**Do this**
Restate each line of the listing exactly, without carrying over any pictures.

**Data shown**
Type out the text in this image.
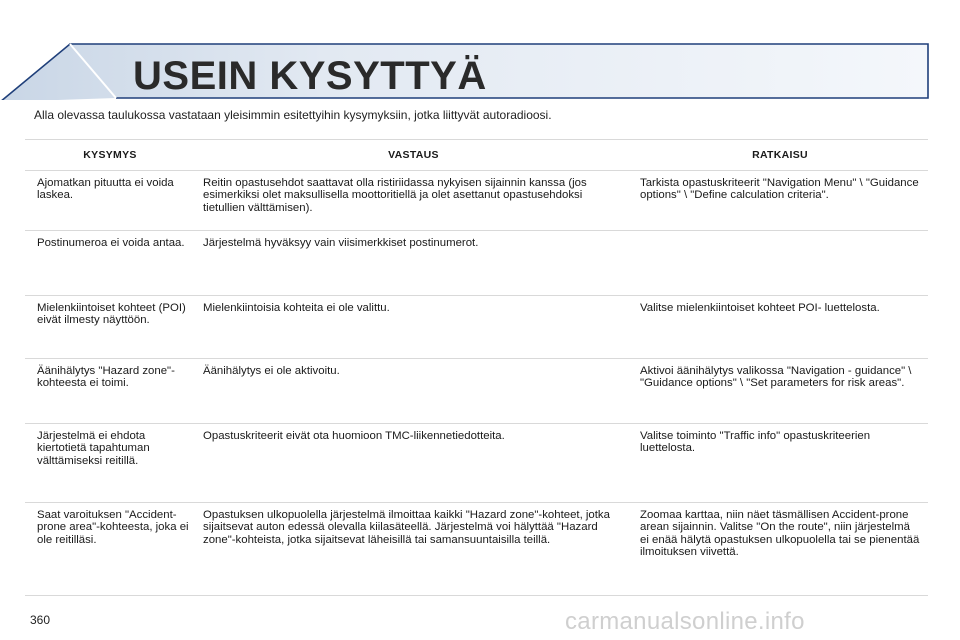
USEIN KYSYTTYÄ

Alla olevassa taulukossa vastataan yleisimmin esitettyihin kysymyksiin, jotka liittyvät autoradioosi.

KYSYMYS	VASTAUS	RATKAISU
Ajomatkan pituutta ei voida laskea.	Reitin opastusehdot saattavat olla ristiriidassa nykyisen sijainnin kanssa (jos esimerkiksi olet maksullisella moottoritiellä ja olet asettanut opastusehdoksi tietullien välttämisen).	Tarkista opastuskriteerit "Navigation Menu" \ "Guidance options" \ "Define calculation criteria".
Postinumeroa ei voida antaa.	Järjestelmä hyväksyy vain viisimerkkiset postinumerot.	
Mielenkiintoiset kohteet (POI) eivät ilmesty näyttöön.	Mielenkiintoisia kohteita ei ole valittu.	Valitse mielenkiintoiset kohteet POI- luettelosta.
Äänihälytys "Hazard zone"-kohteesta ei toimi.	Äänihälytys ei ole aktivoitu.	Aktivoi äänihälytys valikossa "Navigation - guidance" \ "Guidance options" \ "Set parameters for risk areas".
Järjestelmä ei ehdota kiertotietä tapahtuman välttämiseksi reitillä.	Opastuskriteerit eivät ota huomioon TMC-liikennetiedotteita.	Valitse toiminto "Traffic info" opastuskriteerien luettelosta.
Saat varoituksen "Accident-prone area"-kohteesta, joka ei ole reitilläsi.	Opastuksen ulkopuolella järjestelmä ilmoittaa kaikki "Hazard zone"-kohteet, jotka sijaitsevat auton edessä olevalla kiilasäteellä. Järjestelmä voi hälyttää "Hazard zone"-kohteista, jotka sijaitsevat läheisillä tai samansuuntaisilla teillä.	Zoomaa karttaa, niin näet täsmällisen Accident-prone arean sijainnin. Valitse "On the route", niin järjestelmä ei enää hälytä opastuksen ulkopuolella tai se pienentää ilmoituksen viivettä.

360	carmanualsonline.info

**Result of this exercise**
Type out the text in this image.
USEIN KYSYTTYÄ

Alla olevassa taulukossa vastataan yleisimmin esitettyihin kysymyksiin, jotka liittyvät autoradioosi.

KYSYMYS	VASTAUS	RATKAISU
Ajomatkan pituutta ei voida laskea.	Reitin opastusehdot saattavat olla ristiriidassa nykyisen sijainnin kanssa (jos esimerkiksi olet maksullisella moottoritiellä ja olet asettanut opastusehdoksi tietullien välttämisen).	Tarkista opastuskriteerit "Navigation Menu" \ "Guidance options" \ "Define calculation criteria".
Postinumeroa ei voida antaa.	Järjestelmä hyväksyy vain viisimerkkiset postinumerot.	
Mielenkiintoiset kohteet (POI) eivät ilmesty näyttöön.	Mielenkiintoisia kohteita ei ole valittu.	Valitse mielenkiintoiset kohteet POI- luettelosta.
Äänihälytys "Hazard zone"-kohteesta ei toimi.	Äänihälytys ei ole aktivoitu.	Aktivoi äänihälytys valikossa "Navigation - guidance" \ "Guidance options" \ "Set parameters for risk areas".
Järjestelmä ei ehdota kiertotietä tapahtuman välttämiseksi reitillä.	Opastuskriteerit eivät ota huomioon TMC-liikennetiedotteita.	Valitse toiminto "Traffic info" opastuskriteerien luettelosta.
Saat varoituksen "Accident-prone area"-kohteesta, joka ei ole reitilläsi.	Opastuksen ulkopuolella järjestelmä ilmoittaa kaikki "Hazard zone"-kohteet, jotka sijaitsevat auton edessä olevalla kiilasäteellä. Järjestelmä voi hälyttää "Hazard zone"-kohteista, jotka sijaitsevat läheisillä tai samansuuntaisilla teillä.	Zoomaa karttaa, niin näet täsmällisen Accident-prone arean sijainnin. Valitse "On the route", niin järjestelmä ei enää hälytä opastuksen ulkopuolella tai se pienentää ilmoituksen viivettä.

360	carmanualsonline.info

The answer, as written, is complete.